What is being asked: Find and copy every line in the records that includes the string "Вишневая".

◆ ◆ ◆ ◆ ◆ ◆ ◆

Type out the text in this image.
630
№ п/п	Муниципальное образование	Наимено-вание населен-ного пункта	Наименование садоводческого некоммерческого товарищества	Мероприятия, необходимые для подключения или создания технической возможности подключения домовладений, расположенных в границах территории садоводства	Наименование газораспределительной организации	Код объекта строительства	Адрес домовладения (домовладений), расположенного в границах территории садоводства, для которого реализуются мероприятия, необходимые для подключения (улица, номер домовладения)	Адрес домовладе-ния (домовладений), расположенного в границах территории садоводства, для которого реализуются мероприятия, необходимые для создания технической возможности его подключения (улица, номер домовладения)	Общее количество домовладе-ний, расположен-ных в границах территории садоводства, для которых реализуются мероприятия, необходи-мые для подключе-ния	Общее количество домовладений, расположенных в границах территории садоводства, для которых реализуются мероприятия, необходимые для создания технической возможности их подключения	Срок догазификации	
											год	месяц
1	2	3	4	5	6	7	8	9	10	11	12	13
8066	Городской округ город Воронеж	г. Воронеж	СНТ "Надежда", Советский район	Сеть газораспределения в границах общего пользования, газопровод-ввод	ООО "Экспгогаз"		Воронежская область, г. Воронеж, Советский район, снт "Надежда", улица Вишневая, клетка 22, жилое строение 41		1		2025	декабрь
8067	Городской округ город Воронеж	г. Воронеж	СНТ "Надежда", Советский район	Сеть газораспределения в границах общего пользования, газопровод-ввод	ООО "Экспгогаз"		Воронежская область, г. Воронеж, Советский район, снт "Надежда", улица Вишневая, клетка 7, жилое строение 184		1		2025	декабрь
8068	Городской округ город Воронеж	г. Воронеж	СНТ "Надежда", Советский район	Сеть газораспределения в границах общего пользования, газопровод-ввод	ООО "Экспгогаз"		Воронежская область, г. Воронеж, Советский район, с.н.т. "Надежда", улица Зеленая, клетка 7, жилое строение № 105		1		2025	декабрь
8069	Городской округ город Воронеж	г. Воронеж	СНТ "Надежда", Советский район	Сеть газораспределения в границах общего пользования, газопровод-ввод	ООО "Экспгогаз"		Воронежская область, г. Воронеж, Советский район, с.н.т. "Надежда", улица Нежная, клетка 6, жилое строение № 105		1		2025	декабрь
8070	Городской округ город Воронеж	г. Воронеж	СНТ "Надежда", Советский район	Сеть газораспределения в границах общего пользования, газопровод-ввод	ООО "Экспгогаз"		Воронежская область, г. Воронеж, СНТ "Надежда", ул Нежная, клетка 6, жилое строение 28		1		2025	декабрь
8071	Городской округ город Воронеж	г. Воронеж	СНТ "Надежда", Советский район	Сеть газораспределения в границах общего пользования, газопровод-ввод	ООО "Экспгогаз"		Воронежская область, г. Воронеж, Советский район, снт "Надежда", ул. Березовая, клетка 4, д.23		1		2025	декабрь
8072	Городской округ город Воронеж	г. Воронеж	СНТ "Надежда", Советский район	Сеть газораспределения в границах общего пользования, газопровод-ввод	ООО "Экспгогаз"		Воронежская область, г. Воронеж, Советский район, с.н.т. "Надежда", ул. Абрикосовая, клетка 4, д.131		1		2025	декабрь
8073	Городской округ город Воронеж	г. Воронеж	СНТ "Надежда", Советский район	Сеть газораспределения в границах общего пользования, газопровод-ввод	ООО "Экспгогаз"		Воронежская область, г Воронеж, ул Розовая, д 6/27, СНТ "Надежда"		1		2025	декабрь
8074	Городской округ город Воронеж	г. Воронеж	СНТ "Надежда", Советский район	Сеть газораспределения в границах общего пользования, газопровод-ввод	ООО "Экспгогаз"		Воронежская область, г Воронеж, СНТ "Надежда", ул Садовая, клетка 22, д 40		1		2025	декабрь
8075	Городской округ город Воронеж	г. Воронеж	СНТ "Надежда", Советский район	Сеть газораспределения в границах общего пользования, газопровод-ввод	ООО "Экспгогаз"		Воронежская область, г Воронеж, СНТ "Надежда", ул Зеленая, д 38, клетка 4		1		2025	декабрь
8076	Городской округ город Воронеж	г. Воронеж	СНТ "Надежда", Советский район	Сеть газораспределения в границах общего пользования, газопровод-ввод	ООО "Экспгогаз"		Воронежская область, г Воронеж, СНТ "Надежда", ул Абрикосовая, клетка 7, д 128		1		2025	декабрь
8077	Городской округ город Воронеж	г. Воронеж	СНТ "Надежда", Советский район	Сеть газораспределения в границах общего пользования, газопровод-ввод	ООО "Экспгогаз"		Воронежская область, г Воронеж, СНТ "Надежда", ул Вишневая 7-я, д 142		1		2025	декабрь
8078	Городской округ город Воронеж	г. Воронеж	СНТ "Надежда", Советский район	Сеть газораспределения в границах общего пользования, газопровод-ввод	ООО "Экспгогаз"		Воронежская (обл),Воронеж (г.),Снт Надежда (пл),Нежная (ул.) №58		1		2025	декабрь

◆ ◆ ◆ ◆ ◆ ◆ ◆

Response below:
8066	Городской округ город Воронеж	г. Воронеж	СНТ "Надежда", Советский район	Сеть газораспределения в границах общего пользования, газопровод-ввод	ООО "Экспгогаз"		Воронежская область, г. Воронеж, Советский район, снт "Надежда", улица Вишневая, клетка 22, жилое строение 41		1		2025	декабрь
8067	Городской округ город Воронеж	г. Воронеж	СНТ "Надежда", Советский район	Сеть газораспределения в границах общего пользования, газопровод-ввод	ООО "Экспгогаз"		Воронежская область, г. Воронеж, Советский район, снт "Надежда", улица Вишневая, клетка 7, жилое строение 184		1		2025	декабрь
8077	Городской округ город Воронеж	г. Воронеж	СНТ "Надежда", Советский район	Сеть газораспределения в границах общего пользования, газопровод-ввод	ООО "Экспгогаз"		Воронежская область, г Воронеж, СНТ "Надежда", ул Вишневая 7-я, д 142		1		2025	декабрь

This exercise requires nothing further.